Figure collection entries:
..........

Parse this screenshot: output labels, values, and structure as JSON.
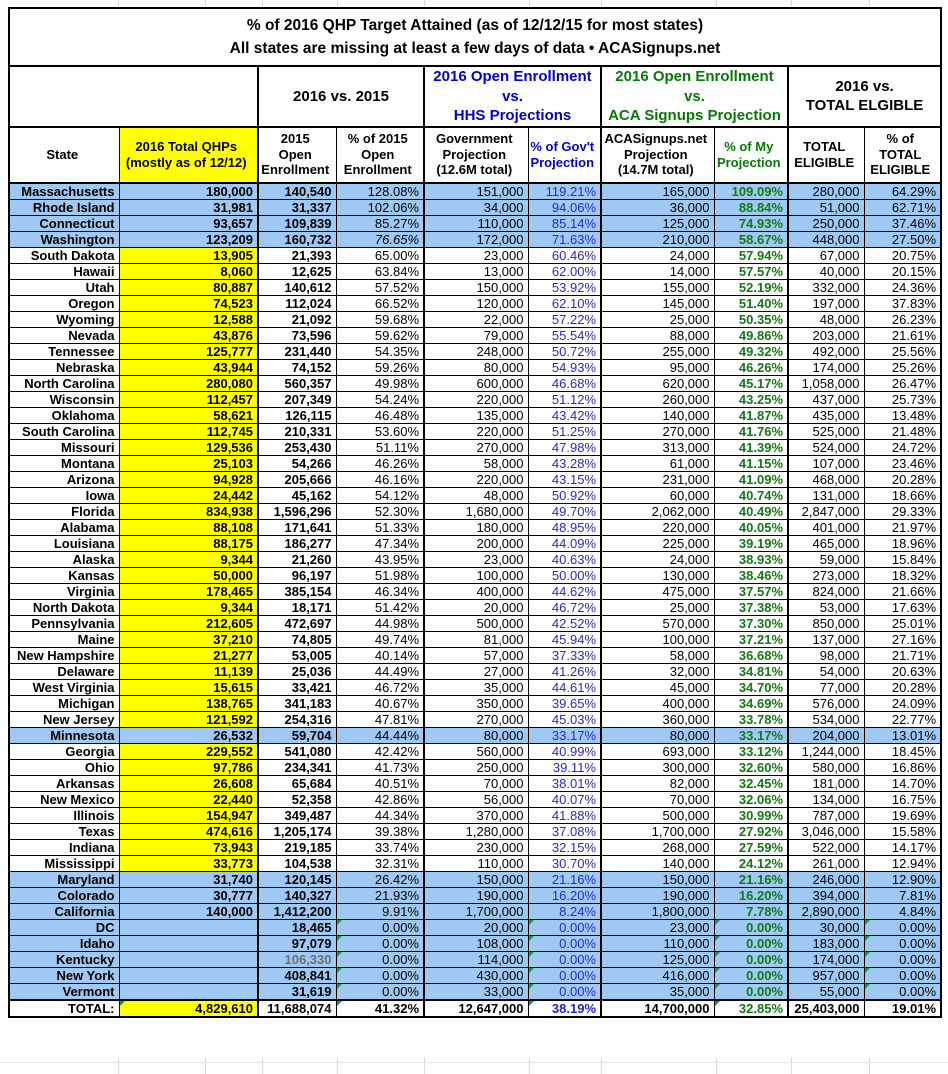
{
  "chart_data": {
    "type": "table",
    "title": "% of 2016 QHP Target Attained (as of 12/12/15 for most states)",
    "subtitle": "All states are missing at least a few days of data • ACASignups.net",
    "colors": {
      "row_highlight_blue": "#9fc9f2",
      "qhp_yellow": "#ffff00",
      "pct_gov_text_blue": "#2929cc",
      "pct_my_text_green": "#147814",
      "header_blue": "#0000d0",
      "header_green": "#067806",
      "error_triangle_green": "#00a14b",
      "grid_black": "#000000"
    },
    "group_headers": [
      {
        "label": "",
        "span": 2,
        "color": "black"
      },
      {
        "label": "2016 vs. 2015",
        "span": 2,
        "color": "black"
      },
      {
        "label": "2016 Open Enrollment\nvs.\nHHS Projections",
        "span": 2,
        "color": "blue"
      },
      {
        "label": "2016 Open Enrollment\nvs.\nACA Signups Projection",
        "span": 2,
        "color": "green"
      },
      {
        "label": "2016 vs.\nTOTAL ELGIBLE",
        "span": 2,
        "color": "black"
      }
    ],
    "columns": [
      {
        "label": "State"
      },
      {
        "label": "2016 Total QHPs\n(mostly as of 12/12)",
        "bg": "yellow"
      },
      {
        "label": "2015\nOpen\nEnrollment"
      },
      {
        "label": "% of 2015\nOpen\nEnrollment"
      },
      {
        "label": "Government\nProjection\n(12.6M total)"
      },
      {
        "label": "% of Gov't\nProjection",
        "color": "blue"
      },
      {
        "label": "ACASignups.net\nProjection\n(14.7M total)"
      },
      {
        "label": "% of My\nProjection",
        "color": "green"
      },
      {
        "label": "TOTAL\nELIGIBLE"
      },
      {
        "label": "% of\nTOTAL\nELIGIBLE"
      }
    ],
    "rows": [
      {
        "state": "Massachusetts",
        "values": [
          "180,000",
          "140,540",
          "128.08%",
          "151,000",
          "119.21%",
          "165,000",
          "109.09%",
          "280,000",
          "64.29%"
        ],
        "highlight": true
      },
      {
        "state": "Rhode Island",
        "values": [
          "31,981",
          "31,337",
          "102.06%",
          "34,000",
          "94.06%",
          "36,000",
          "88.84%",
          "51,000",
          "62.71%"
        ],
        "highlight": true
      },
      {
        "state": "Connecticut",
        "values": [
          "93,657",
          "109,839",
          "85.27%",
          "110,000",
          "85.14%",
          "125,000",
          "74.93%",
          "250,000",
          "37.46%"
        ],
        "highlight": true
      },
      {
        "state": "Washington",
        "values": [
          "123,209",
          "160,732",
          "76.65%",
          "172,000",
          "71.63%",
          "210,000",
          "58.67%",
          "448,000",
          "27.50%"
        ],
        "highlight": true,
        "italic": [
          2
        ]
      },
      {
        "state": "South Dakota",
        "values": [
          "13,905",
          "21,393",
          "65.00%",
          "23,000",
          "60.46%",
          "24,000",
          "57.94%",
          "67,000",
          "20.75%"
        ]
      },
      {
        "state": "Hawaii",
        "values": [
          "8,060",
          "12,625",
          "63.84%",
          "13,000",
          "62.00%",
          "14,000",
          "57.57%",
          "40,000",
          "20.15%"
        ]
      },
      {
        "state": "Utah",
        "values": [
          "80,887",
          "140,612",
          "57.52%",
          "150,000",
          "53.92%",
          "155,000",
          "52.19%",
          "332,000",
          "24.36%"
        ]
      },
      {
        "state": "Oregon",
        "values": [
          "74,523",
          "112,024",
          "66.52%",
          "120,000",
          "62.10%",
          "145,000",
          "51.40%",
          "197,000",
          "37.83%"
        ]
      },
      {
        "state": "Wyoming",
        "values": [
          "12,588",
          "21,092",
          "59.68%",
          "22,000",
          "57.22%",
          "25,000",
          "50.35%",
          "48,000",
          "26.23%"
        ]
      },
      {
        "state": "Nevada",
        "values": [
          "43,876",
          "73,596",
          "59.62%",
          "79,000",
          "55.54%",
          "88,000",
          "49.86%",
          "203,000",
          "21.61%"
        ]
      },
      {
        "state": "Tennessee",
        "values": [
          "125,777",
          "231,440",
          "54.35%",
          "248,000",
          "50.72%",
          "255,000",
          "49.32%",
          "492,000",
          "25.56%"
        ]
      },
      {
        "state": "Nebraska",
        "values": [
          "43,944",
          "74,152",
          "59.26%",
          "80,000",
          "54.93%",
          "95,000",
          "46.26%",
          "174,000",
          "25.26%"
        ]
      },
      {
        "state": "North Carolina",
        "values": [
          "280,080",
          "560,357",
          "49.98%",
          "600,000",
          "46.68%",
          "620,000",
          "45.17%",
          "1,058,000",
          "26.47%"
        ]
      },
      {
        "state": "Wisconsin",
        "values": [
          "112,457",
          "207,349",
          "54.24%",
          "220,000",
          "51.12%",
          "260,000",
          "43.25%",
          "437,000",
          "25.73%"
        ]
      },
      {
        "state": "Oklahoma",
        "values": [
          "58,621",
          "126,115",
          "46.48%",
          "135,000",
          "43.42%",
          "140,000",
          "41.87%",
          "435,000",
          "13.48%"
        ]
      },
      {
        "state": "South Carolina",
        "values": [
          "112,745",
          "210,331",
          "53.60%",
          "220,000",
          "51.25%",
          "270,000",
          "41.76%",
          "525,000",
          "21.48%"
        ]
      },
      {
        "state": "Missouri",
        "values": [
          "129,536",
          "253,430",
          "51.11%",
          "270,000",
          "47.98%",
          "313,000",
          "41.39%",
          "524,000",
          "24.72%"
        ]
      },
      {
        "state": "Montana",
        "values": [
          "25,103",
          "54,266",
          "46.26%",
          "58,000",
          "43.28%",
          "61,000",
          "41.15%",
          "107,000",
          "23.46%"
        ]
      },
      {
        "state": "Arizona",
        "values": [
          "94,928",
          "205,666",
          "46.16%",
          "220,000",
          "43.15%",
          "231,000",
          "41.09%",
          "468,000",
          "20.28%"
        ]
      },
      {
        "state": "Iowa",
        "values": [
          "24,442",
          "45,162",
          "54.12%",
          "48,000",
          "50.92%",
          "60,000",
          "40.74%",
          "131,000",
          "18.66%"
        ]
      },
      {
        "state": "Florida",
        "values": [
          "834,938",
          "1,596,296",
          "52.30%",
          "1,680,000",
          "49.70%",
          "2,062,000",
          "40.49%",
          "2,847,000",
          "29.33%"
        ]
      },
      {
        "state": "Alabama",
        "values": [
          "88,108",
          "171,641",
          "51.33%",
          "180,000",
          "48.95%",
          "220,000",
          "40.05%",
          "401,000",
          "21.97%"
        ]
      },
      {
        "state": "Louisiana",
        "values": [
          "88,175",
          "186,277",
          "47.34%",
          "200,000",
          "44.09%",
          "225,000",
          "39.19%",
          "465,000",
          "18.96%"
        ]
      },
      {
        "state": "Alaska",
        "values": [
          "9,344",
          "21,260",
          "43.95%",
          "23,000",
          "40.63%",
          "24,000",
          "38.93%",
          "59,000",
          "15.84%"
        ]
      },
      {
        "state": "Kansas",
        "values": [
          "50,000",
          "96,197",
          "51.98%",
          "100,000",
          "50.00%",
          "130,000",
          "38.46%",
          "273,000",
          "18.32%"
        ]
      },
      {
        "state": "Virginia",
        "values": [
          "178,465",
          "385,154",
          "46.34%",
          "400,000",
          "44.62%",
          "475,000",
          "37.57%",
          "824,000",
          "21.66%"
        ]
      },
      {
        "state": "North Dakota",
        "values": [
          "9,344",
          "18,171",
          "51.42%",
          "20,000",
          "46.72%",
          "25,000",
          "37.38%",
          "53,000",
          "17.63%"
        ]
      },
      {
        "state": "Pennsylvania",
        "values": [
          "212,605",
          "472,697",
          "44.98%",
          "500,000",
          "42.52%",
          "570,000",
          "37.30%",
          "850,000",
          "25.01%"
        ]
      },
      {
        "state": "Maine",
        "values": [
          "37,210",
          "74,805",
          "49.74%",
          "81,000",
          "45.94%",
          "100,000",
          "37.21%",
          "137,000",
          "27.16%"
        ]
      },
      {
        "state": "New Hampshire",
        "values": [
          "21,277",
          "53,005",
          "40.14%",
          "57,000",
          "37.33%",
          "58,000",
          "36.68%",
          "98,000",
          "21.71%"
        ]
      },
      {
        "state": "Delaware",
        "values": [
          "11,139",
          "25,036",
          "44.49%",
          "27,000",
          "41.26%",
          "32,000",
          "34.81%",
          "54,000",
          "20.63%"
        ]
      },
      {
        "state": "West Virginia",
        "values": [
          "15,615",
          "33,421",
          "46.72%",
          "35,000",
          "44.61%",
          "45,000",
          "34.70%",
          "77,000",
          "20.28%"
        ]
      },
      {
        "state": "Michigan",
        "values": [
          "138,765",
          "341,183",
          "40.67%",
          "350,000",
          "39.65%",
          "400,000",
          "34.69%",
          "576,000",
          "24.09%"
        ]
      },
      {
        "state": "New Jersey",
        "values": [
          "121,592",
          "254,316",
          "47.81%",
          "270,000",
          "45.03%",
          "360,000",
          "33.78%",
          "534,000",
          "22.77%"
        ]
      },
      {
        "state": "Minnesota",
        "values": [
          "26,532",
          "59,704",
          "44.44%",
          "80,000",
          "33.17%",
          "80,000",
          "33.17%",
          "204,000",
          "13.01%"
        ],
        "highlight": true
      },
      {
        "state": "Georgia",
        "values": [
          "229,552",
          "541,080",
          "42.42%",
          "560,000",
          "40.99%",
          "693,000",
          "33.12%",
          "1,244,000",
          "18.45%"
        ]
      },
      {
        "state": "Ohio",
        "values": [
          "97,786",
          "234,341",
          "41.73%",
          "250,000",
          "39.11%",
          "300,000",
          "32.60%",
          "580,000",
          "16.86%"
        ]
      },
      {
        "state": "Arkansas",
        "values": [
          "26,608",
          "65,684",
          "40.51%",
          "70,000",
          "38.01%",
          "82,000",
          "32.45%",
          "181,000",
          "14.70%"
        ]
      },
      {
        "state": "New Mexico",
        "values": [
          "22,440",
          "52,358",
          "42.86%",
          "56,000",
          "40.07%",
          "70,000",
          "32.06%",
          "134,000",
          "16.75%"
        ]
      },
      {
        "state": "Illinois",
        "values": [
          "154,947",
          "349,487",
          "44.34%",
          "370,000",
          "41.88%",
          "500,000",
          "30.99%",
          "787,000",
          "19.69%"
        ]
      },
      {
        "state": "Texas",
        "values": [
          "474,616",
          "1,205,174",
          "39.38%",
          "1,280,000",
          "37.08%",
          "1,700,000",
          "27.92%",
          "3,046,000",
          "15.58%"
        ]
      },
      {
        "state": "Indiana",
        "values": [
          "73,943",
          "219,185",
          "33.74%",
          "230,000",
          "32.15%",
          "268,000",
          "27.59%",
          "522,000",
          "14.17%"
        ]
      },
      {
        "state": "Mississippi",
        "values": [
          "33,773",
          "104,538",
          "32.31%",
          "110,000",
          "30.70%",
          "140,000",
          "24.12%",
          "261,000",
          "12.94%"
        ]
      },
      {
        "state": "Maryland",
        "values": [
          "31,740",
          "120,145",
          "26.42%",
          "150,000",
          "21.16%",
          "150,000",
          "21.16%",
          "246,000",
          "12.90%"
        ],
        "highlight": true
      },
      {
        "state": "Colorado",
        "values": [
          "30,777",
          "140,327",
          "21.93%",
          "190,000",
          "16.20%",
          "190,000",
          "16.20%",
          "394,000",
          "7.81%"
        ],
        "highlight": true
      },
      {
        "state": "California",
        "values": [
          "140,000",
          "1,412,200",
          "9.91%",
          "1,700,000",
          "8.24%",
          "1,800,000",
          "7.78%",
          "2,890,000",
          "4.84%"
        ],
        "highlight": true
      },
      {
        "state": "DC",
        "values": [
          "",
          "18,465",
          "0.00%",
          "20,000",
          "0.00%",
          "23,000",
          "0.00%",
          "30,000",
          "0.00%"
        ],
        "highlight": true,
        "triangles": [
          2,
          4,
          6,
          8
        ]
      },
      {
        "state": "Idaho",
        "values": [
          "",
          "97,079",
          "0.00%",
          "108,000",
          "0.00%",
          "110,000",
          "0.00%",
          "183,000",
          "0.00%"
        ],
        "highlight": true,
        "triangles": [
          2,
          4,
          6,
          8
        ]
      },
      {
        "state": "Kentucky",
        "values": [
          "",
          "106,330",
          "0.00%",
          "114,000",
          "0.00%",
          "125,000",
          "0.00%",
          "174,000",
          "0.00%"
        ],
        "highlight": true,
        "muted": [
          1
        ],
        "triangles": [
          2,
          4,
          6,
          8
        ]
      },
      {
        "state": "New York",
        "values": [
          "",
          "408,841",
          "0.00%",
          "430,000",
          "0.00%",
          "416,000",
          "0.00%",
          "957,000",
          "0.00%"
        ],
        "highlight": true,
        "triangles": [
          2,
          4,
          6,
          8
        ]
      },
      {
        "state": "Vermont",
        "values": [
          "",
          "31,619",
          "0.00%",
          "33,000",
          "0.00%",
          "35,000",
          "0.00%",
          "55,000",
          "0.00%"
        ],
        "highlight": true,
        "triangles": [
          2,
          4,
          6,
          8
        ]
      }
    ],
    "total": {
      "label": "TOTAL:",
      "values": [
        "4,829,610",
        "11,688,074",
        "41.32%",
        "12,647,000",
        "38.19%",
        "14,700,000",
        "32.85%",
        "25,403,000",
        "19.01%"
      ],
      "triangles": [
        0,
        2,
        4,
        6
      ]
    }
  }
}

..........

Copy each line from the data above that includes "Dakota".

Solved exercise —
        "state": "South Dakota",
        "state": "North Dakota",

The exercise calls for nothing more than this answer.